▶ [Given instruction]:
Determine which lines of the records include the word "сахарным", and copy them.

===== Data provided

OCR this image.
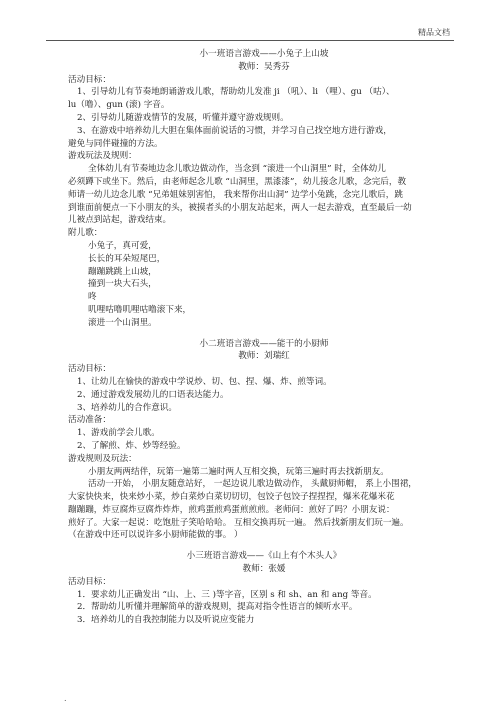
精品文档

小一班语言游戏——小兔子上山坡

教师：吴秀芬

活动目标：

1、引导幼儿有节奏地朗诵游戏儿歌，帮助幼儿发准 ji （吼）、li （哩）、gu （咕）、

lu（噜）、gun (滚) 字音。

2、引导幼儿随游戏情节的发展，听懂并遵守游戏规则。

3、在游戏中培养幼儿大胆在集体面前说话的习惯，并学习自己找空地方进行游戏，

避免与同伴碰撞的方法。

游戏玩法及规则：

全体幼儿有节奏地边念儿歌边做动作，当念到 “滚进一个山洞里” 时，全体幼儿

必须蹲下或坐下。然后，由老师起念儿歌 “山洞里，黑漆漆”，幼儿接念儿歌，念完后，教

师请一幼儿边念儿歌 “兄弟姐妹别害怕， 我来帮你出山洞” 边学小兔跳，念完儿歌后，跳

到谁面前便点一下小朋友的头，被摸者头的小朋友站起来，两人一起去游戏，直至最后一幼

儿被点到站起，游戏结束。

附儿歌：

小兔子，真可爱，

长长的耳朵短尾巴，

蹦蹦跳跳上山坡，

撞到一块大石头，

咚

叽哩咕噜叽哩咕噜滚下来，

滚进一个山洞里。

小二班语言游戏——能干的小厨师

教师：刘瑞红

活动目标：

1、让幼儿在愉快的游戏中学说炒、切、包、捏、爆、炸、煎等词。

2、通过游戏发展幼儿的口语表达能力。

3、培养幼儿的合作意识。

活动准备：

1、游戏前学会儿歌。

2、了解煎、炸、炒等经验。

游戏规则及玩法：

小朋友两两结伴，玩第一遍第二遍时两人互相交换，玩第三遍时再去找新朋友。

活动一开始， 小朋友随意站好， 一起边说儿歌边做动作， 头戴厨师帽， 系上小围裙，

大家快快来，快来炒小菜，炒白菜炒白菜切切切，包饺子包饺子捏捏捏，爆米花爆米花

蹦蹦蹦，炸豆腐炸豆腐炸炸炸，煎鸡蛋煎鸡蛋煎煎煎。老师问：煎好了吗？小朋友说：

煎好了。大家一起说：吃饱肚子笑哈哈哈。 互相交换再玩一遍。 然后找新朋友们玩一遍。

（在游戏中还可以说许多小厨师能做的事。 ）

小三班语言游戏——《山上有个木头人》

教师：张媛

活动目标：

1．要求幼儿正确发出 “山、上、三 )等字音，区别 s 和 sh、an 和 ang 等音。

2．帮助幼儿听懂并理解简单的游戏规则，提高对指令性语言的倾听水平。

3．培养幼儿的自我控制能力以及听说应变能力

.
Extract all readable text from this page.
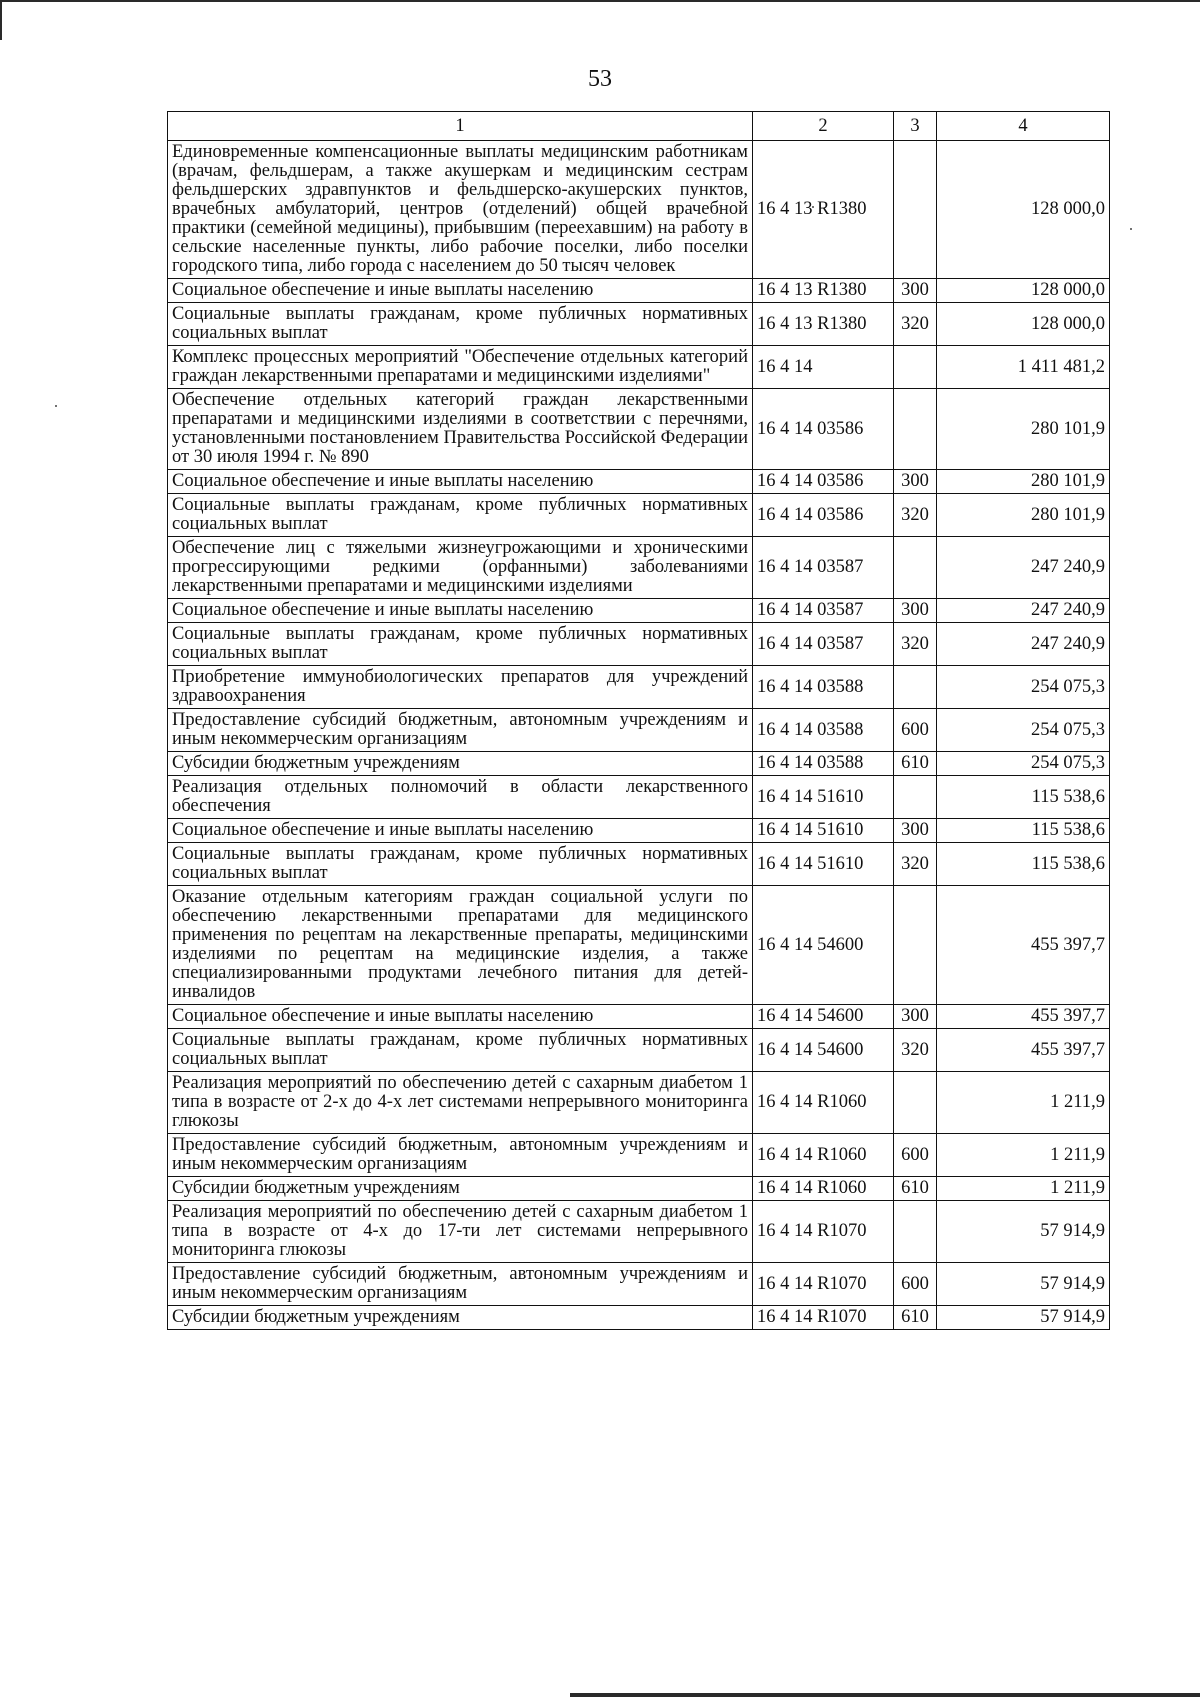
53
1	2	3	4
Единовременные компенсационные выплаты медицинским работникам (врачам, фельдшерам, а также акушеркам и медицинским сестрам фельдшерских здравпунктов и фельдшерско-акушерских пунктов, врачебных амбулаторий, центров (отделений) общей врачебной практики (семейной медицины), прибывшим (переехавшим) на работу в сельские населенные пункты, либо рабочие поселки, либо поселки городского типа, либо города с населением до 50 тысяч человек	16 4 13 R1380		128 000,0
Социальное обеспечение и иные выплаты населению	16 4 13 R1380	300	128 000,0
Социальные выплаты гражданам, кроме публичных нормативных социальных выплат	16 4 13 R1380	320	128 000,0
Комплекс процессных мероприятий "Обеспечение отдельных категорий граждан лекарственными препаратами и медицинскими изделиями"	16 4 14		1 411 481,2
Обеспечение отдельных категорий граждан лекарственными препаратами и медицинскими изделиями в соответствии с перечнями, установленными постановлением Правительства Российской Федерации от 30 июля 1994 г. № 890	16 4 14 03586		280 101,9
Социальное обеспечение и иные выплаты населению	16 4 14 03586	300	280 101,9
Социальные выплаты гражданам, кроме публичных нормативных социальных выплат	16 4 14 03586	320	280 101,9
Обеспечение лиц с тяжелыми жизнеугрожающими и хроническими прогрессирующими редкими (орфанными) заболеваниями лекарственными препаратами и медицинскими изделиями	16 4 14 03587		247 240,9
Социальное обеспечение и иные выплаты населению	16 4 14 03587	300	247 240,9
Социальные выплаты гражданам, кроме публичных нормативных социальных выплат	16 4 14 03587	320	247 240,9
Приобретение иммунобиологических препаратов для учреждений здравоохранения	16 4 14 03588		254 075,3
Предоставление субсидий бюджетным, автономным учреждениям и иным некоммерческим организациям	16 4 14 03588	600	254 075,3
Субсидии бюджетным учреждениям	16 4 14 03588	610	254 075,3
Реализация отдельных полномочий в области лекарственного обеспечения	16 4 14 51610		115 538,6
Социальное обеспечение и иные выплаты населению	16 4 14 51610	300	115 538,6
Социальные выплаты гражданам, кроме публичных нормативных социальных выплат	16 4 14 51610	320	115 538,6
Оказание отдельным категориям граждан социальной услуги по обеспечению лекарственными препаратами для медицинского применения по рецептам на лекарственные препараты, медицинскими изделиями по рецептам на медицинские изделия, а также специализированными продуктами лечебного питания для детей-инвалидов	16 4 14 54600		455 397,7
Социальное обеспечение и иные выплаты населению	16 4 14 54600	300	455 397,7
Социальные выплаты гражданам, кроме публичных нормативных социальных выплат	16 4 14 54600	320	455 397,7
Реализация мероприятий по обеспечению детей с сахарным диабетом 1 типа в возрасте от 2-х до 4-х лет системами непрерывного мониторинга глюкозы	16 4 14 R1060		1 211,9
Предоставление субсидий бюджетным, автономным учреждениям и иным некоммерческим организациям	16 4 14 R1060	600	1 211,9
Субсидии бюджетным учреждениям	16 4 14 R1060	610	1 211,9
Реализация мероприятий по обеспечению детей с сахарным диабетом 1 типа в возрасте от 4-х до 17-ти лет системами непрерывного мониторинга глюкозы	16 4 14 R1070		57 914,9
Предоставление субсидий бюджетным, автономным учреждениям и иным некоммерческим организациям	16 4 14 R1070	600	57 914,9
Субсидии бюджетным учреждениям	16 4 14 R1070	610	57 914,9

==========

▶ [Output of the exercise]:
Реализация мероприятий по обеспечению детей с сахарным диабетом 1 типа в возрасте от 2-х до 4-х лет системами непрерывного мониторинга глюкозы	16 4 14 R1060		1 211,9
Реализация мероприятий по обеспечению детей с сахарным диабетом 1 типа в возрасте от 4-х до 17-ти лет системами непрерывного мониторинга глюкозы	16 4 14 R1070		57 914,9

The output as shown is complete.